What you have to do
Without altering anything, repeat each of the records.

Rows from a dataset
===

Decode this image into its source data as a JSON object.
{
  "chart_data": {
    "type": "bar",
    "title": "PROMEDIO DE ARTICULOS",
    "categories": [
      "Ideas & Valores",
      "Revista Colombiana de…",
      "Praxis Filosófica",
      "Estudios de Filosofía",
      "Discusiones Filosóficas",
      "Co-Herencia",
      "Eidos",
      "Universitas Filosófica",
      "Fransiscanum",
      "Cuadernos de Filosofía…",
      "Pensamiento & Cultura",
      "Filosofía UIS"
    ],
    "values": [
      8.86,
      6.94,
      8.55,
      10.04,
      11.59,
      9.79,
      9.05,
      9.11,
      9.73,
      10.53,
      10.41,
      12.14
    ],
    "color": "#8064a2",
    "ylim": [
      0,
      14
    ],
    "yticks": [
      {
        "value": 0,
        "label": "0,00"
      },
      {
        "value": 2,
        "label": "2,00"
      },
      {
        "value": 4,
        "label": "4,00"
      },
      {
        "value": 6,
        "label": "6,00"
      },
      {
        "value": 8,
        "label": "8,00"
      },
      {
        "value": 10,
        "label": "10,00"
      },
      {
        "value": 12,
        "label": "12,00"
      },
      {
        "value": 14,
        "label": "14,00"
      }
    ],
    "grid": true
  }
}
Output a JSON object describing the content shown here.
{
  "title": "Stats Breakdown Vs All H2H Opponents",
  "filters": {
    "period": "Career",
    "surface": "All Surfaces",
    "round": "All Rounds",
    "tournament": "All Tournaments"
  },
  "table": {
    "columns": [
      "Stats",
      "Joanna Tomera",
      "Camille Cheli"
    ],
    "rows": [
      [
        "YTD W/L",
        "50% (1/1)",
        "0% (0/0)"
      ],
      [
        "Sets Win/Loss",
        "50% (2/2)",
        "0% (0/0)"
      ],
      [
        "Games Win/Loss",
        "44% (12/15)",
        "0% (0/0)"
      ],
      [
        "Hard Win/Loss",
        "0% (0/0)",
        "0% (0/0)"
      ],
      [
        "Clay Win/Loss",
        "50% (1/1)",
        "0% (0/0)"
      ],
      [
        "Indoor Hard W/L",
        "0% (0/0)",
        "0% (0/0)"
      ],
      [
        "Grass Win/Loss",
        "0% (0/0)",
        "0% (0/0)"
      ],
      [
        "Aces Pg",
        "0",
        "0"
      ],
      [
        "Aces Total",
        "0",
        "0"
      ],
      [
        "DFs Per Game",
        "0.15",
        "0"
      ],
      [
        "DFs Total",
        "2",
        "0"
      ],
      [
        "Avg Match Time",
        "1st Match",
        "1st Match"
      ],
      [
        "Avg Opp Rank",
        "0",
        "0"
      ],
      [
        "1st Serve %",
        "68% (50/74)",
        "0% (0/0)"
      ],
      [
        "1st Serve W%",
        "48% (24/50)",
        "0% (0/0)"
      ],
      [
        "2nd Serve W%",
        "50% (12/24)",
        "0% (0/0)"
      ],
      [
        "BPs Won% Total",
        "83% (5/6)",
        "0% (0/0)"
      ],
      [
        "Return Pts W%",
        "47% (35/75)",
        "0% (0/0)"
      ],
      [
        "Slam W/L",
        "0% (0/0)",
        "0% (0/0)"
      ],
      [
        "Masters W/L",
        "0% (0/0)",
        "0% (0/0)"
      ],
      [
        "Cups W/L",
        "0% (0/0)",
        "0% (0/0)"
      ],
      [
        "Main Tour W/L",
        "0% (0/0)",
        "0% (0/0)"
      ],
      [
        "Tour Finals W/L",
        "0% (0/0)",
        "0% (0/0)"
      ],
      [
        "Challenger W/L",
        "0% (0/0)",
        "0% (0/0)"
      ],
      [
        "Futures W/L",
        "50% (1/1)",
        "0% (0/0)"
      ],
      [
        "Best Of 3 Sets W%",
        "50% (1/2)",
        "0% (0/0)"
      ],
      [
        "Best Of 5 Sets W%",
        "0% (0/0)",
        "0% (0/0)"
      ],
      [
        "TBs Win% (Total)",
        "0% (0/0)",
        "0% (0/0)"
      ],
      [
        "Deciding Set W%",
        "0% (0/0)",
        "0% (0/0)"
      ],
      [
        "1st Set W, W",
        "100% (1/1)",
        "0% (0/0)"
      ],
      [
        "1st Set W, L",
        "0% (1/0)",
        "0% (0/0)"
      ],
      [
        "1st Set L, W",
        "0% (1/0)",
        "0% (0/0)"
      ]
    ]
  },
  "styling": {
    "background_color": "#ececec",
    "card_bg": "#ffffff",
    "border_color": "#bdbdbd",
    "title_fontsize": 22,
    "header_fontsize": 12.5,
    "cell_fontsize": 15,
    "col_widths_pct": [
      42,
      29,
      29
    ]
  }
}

===

Result for this task
Decode this image into its source data as a JSON object.
{
  "chart_data": {
    "type": "bar",
    "title": "PROMEDIO DE ARTICULOS",
    "categories": [
      "Ideas & Valores",
      "Revista Colombiana de…",
      "Praxis Filosófica",
      "Estudios de Filosofía",
      "Discusiones Filosóficas",
      "Co-Herencia",
      "Eidos",
      "Universitas Filosófica",
      "Fransiscanum",
      "Cuadernos de Filosofía…",
      "Pensamiento & Cultura",
      "Filosofía UIS"
    ],
    "values": [
      8.86,
      6.94,
      8.55,
      10.04,
      11.59,
      9.79,
      9.05,
      9.11,
      9.73,
      10.53,
      10.41,
      12.14
    ],
    "color": "#8064a2",
    "ylim": [
      0,
      14
    ],
    "yticks": [
      {
        "value": 0,
        "label": "0,00"
      },
      {
        "value": 2,
        "label": "2,00"
      },
      {
        "value": 4,
        "label": "4,00"
      },
      {
        "value": 6,
        "label": "6,00"
      },
      {
        "value": 8,
        "label": "8,00"
      },
      {
        "value": 10,
        "label": "10,00"
      },
      {
        "value": 12,
        "label": "12,00"
      },
      {
        "value": 14,
        "label": "14,00"
      }
    ],
    "grid": true
  }
}
Output a JSON object describing the content shown here.
{
  "title": "Stats Breakdown Vs All H2H Opponents",
  "filters": {
    "period": "Career",
    "surface": "All Surfaces",
    "round": "All Rounds",
    "tournament": "All Tournaments"
  },
  "table": {
    "columns": [
      "Stats",
      "Joanna Tomera",
      "Camille Cheli"
    ],
    "rows": [
      [
        "YTD W/L",
        "50% (1/1)",
        "0% (0/0)"
      ],
      [
        "Sets Win/Loss",
        "50% (2/2)",
        "0% (0/0)"
      ],
      [
        "Games Win/Loss",
        "44% (12/15)",
        "0% (0/0)"
      ],
      [
        "Hard Win/Loss",
        "0% (0/0)",
        "0% (0/0)"
      ],
      [
        "Clay Win/Loss",
        "50% (1/1)",
        "0% (0/0)"
      ],
      [
        "Indoor Hard W/L",
        "0% (0/0)",
        "0% (0/0)"
      ],
      [
        "Grass Win/Loss",
        "0% (0/0)",
        "0% (0/0)"
      ],
      [
        "Aces Pg",
        "0",
        "0"
      ],
      [
        "Aces Total",
        "0",
        "0"
      ],
      [
        "DFs Per Game",
        "0.15",
        "0"
      ],
      [
        "DFs Total",
        "2",
        "0"
      ],
      [
        "Avg Match Time",
        "1st Match",
        "1st Match"
      ],
      [
        "Avg Opp Rank",
        "0",
        "0"
      ],
      [
        "1st Serve %",
        "68% (50/74)",
        "0% (0/0)"
      ],
      [
        "1st Serve W%",
        "48% (24/50)",
        "0% (0/0)"
      ],
      [
        "2nd Serve W%",
        "50% (12/24)",
        "0% (0/0)"
      ],
      [
        "BPs Won% Total",
        "83% (5/6)",
        "0% (0/0)"
      ],
      [
        "Return Pts W%",
        "47% (35/75)",
        "0% (0/0)"
      ],
      [
        "Slam W/L",
        "0% (0/0)",
        "0% (0/0)"
      ],
      [
        "Masters W/L",
        "0% (0/0)",
        "0% (0/0)"
      ],
      [
        "Cups W/L",
        "0% (0/0)",
        "0% (0/0)"
      ],
      [
        "Main Tour W/L",
        "0% (0/0)",
        "0% (0/0)"
      ],
      [
        "Tour Finals W/L",
        "0% (0/0)",
        "0% (0/0)"
      ],
      [
        "Challenger W/L",
        "0% (0/0)",
        "0% (0/0)"
      ],
      [
        "Futures W/L",
        "50% (1/1)",
        "0% (0/0)"
      ],
      [
        "Best Of 3 Sets W%",
        "50% (1/2)",
        "0% (0/0)"
      ],
      [
        "Best Of 5 Sets W%",
        "0% (0/0)",
        "0% (0/0)"
      ],
      [
        "TBs Win% (Total)",
        "0% (0/0)",
        "0% (0/0)"
      ],
      [
        "Deciding Set W%",
        "0% (0/0)",
        "0% (0/0)"
      ],
      [
        "1st Set W, W",
        "100% (1/1)",
        "0% (0/0)"
      ],
      [
        "1st Set W, L",
        "0% (1/0)",
        "0% (0/0)"
      ],
      [
        "1st Set L, W",
        "0% (1/0)",
        "0% (0/0)"
      ]
    ]
  },
  "styling": {
    "background_color": "#ececec",
    "card_bg": "#ffffff",
    "border_color": "#bdbdbd",
    "title_fontsize": 22,
    "header_fontsize": 12.5,
    "cell_fontsize": 15,
    "col_widths_pct": [
      42,
      29,
      29
    ]
  }
}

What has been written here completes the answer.